* [Excerpted text]
In 1999, while drinking a beer at a friend's flat, I reached for a shelf where a small brochure titled 'Mongolia' lay. I opened the book, and that was it. Black and white, high-contrast photographs of people, empty spaces, big sky, and horses. I knew immediately that I had to go there. And as soon as possible. That was what I always dreamed about. Mongolia. Rugged and beautiful... and wild.
In 2003, I landed in Ulan Bator for the first time, with my childhood friend, Damian. My first impression was depressing. Ulan Bator looked like a crumbling concrete collective farm. As happens in life, chance led us to what turned out to be the first guesthouse ever built in Mongolia: Gana's Guesthouse. That's how I met Gana, and so the story begins.
In 2005, Pawel, my best friend, joined me. And so we created a crazy trio, giving ourselves Mongolian names. I became Zhizhig Bawgai, or Little Bear; Pawel became Khalzan Chono, or Bald Wolf; and Damian became Sakhaltai Yamaa, or Bearded Goat. To this day, 2025, we meet people scattered throughout the north who remember us and our Mongolian names. And that's fantastic.
Between 2003 and 2007, my circle of Mongolian friends slowly grew. Zorigoo appeared, and above all, Gana, Zorigoo's brother, with whom I went on my first wild horseback riding adventures across the northern province of Mongolia. This place, Khövsgöl Province, has become my second home. In 2009, I met Baggy, curious, intelligent and fearless guy, a close friend of Zorigoo and Gana. He became my best friend. This friendship lasts till this day.
It's thanks to him that everything that happened between 2009 and 2015 would never have happened. Thanks to him, I met the Tsataan people, a tribe living with reindeer in the northern mountains. Thanks to him, we managed to enter a small illegal gold mine. Thanks to him, I was able to capture a Mongolian wedding on film. Thanks to him, we met countless families living traditionally in the vast expanses of the north. And thanks to him, after years on horseback, I can gallop for hours side by side with Mongolians, as if I were one of them.

* [Data extract]
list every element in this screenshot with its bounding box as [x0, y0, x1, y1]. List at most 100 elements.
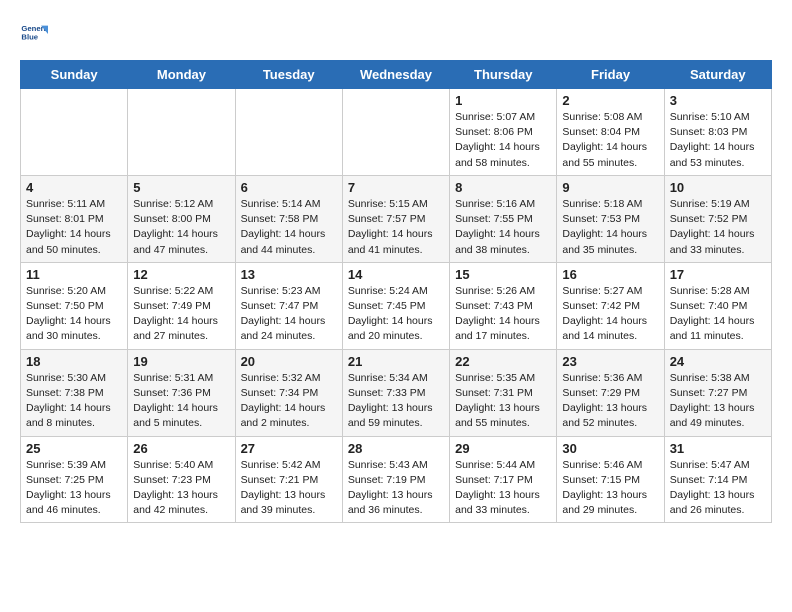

* [Goals]
a. In the account of travels in Mongolia, why was the writer's first impression of Ulan Bator depressing?
b. From the account of travels in Mongolia, extract the passage that starts at the words "In 2005, Pawel, my" and stops after "till this day.".

* [Task results]
a. The first impression was depressing because Ulan Bator looked like a crumbling concrete collective farm.

b.
In 2005, Pawel, my best friend, joined me. And so we created a crazy trio, giving ourselves Mongolian names. I became Zhizhig Bawgai, or Little Bear; Pawel became Khalzan Chono, or Bald Wolf; and Damian became Sakhaltai Yamaa, or Bearded Goat. To this day, 2025, we meet people scattered throughout the north who remember us and our Mongolian names. And that's fantastic.
Between 2003 and 2007, my circle of Mongolian friends slowly grew. Zorigoo appeared, and above all, Gana, Zorigoo's brother, with whom I went on my first wild horseback riding adventures across the northern province of Mongolia. This place, Khövsgöl Province, has become my second home. In 2009, I met Baggy, curious, intelligent and fearless guy, a close friend of Zorigoo and Gana. He became my best friend. This friendship lasts till this day.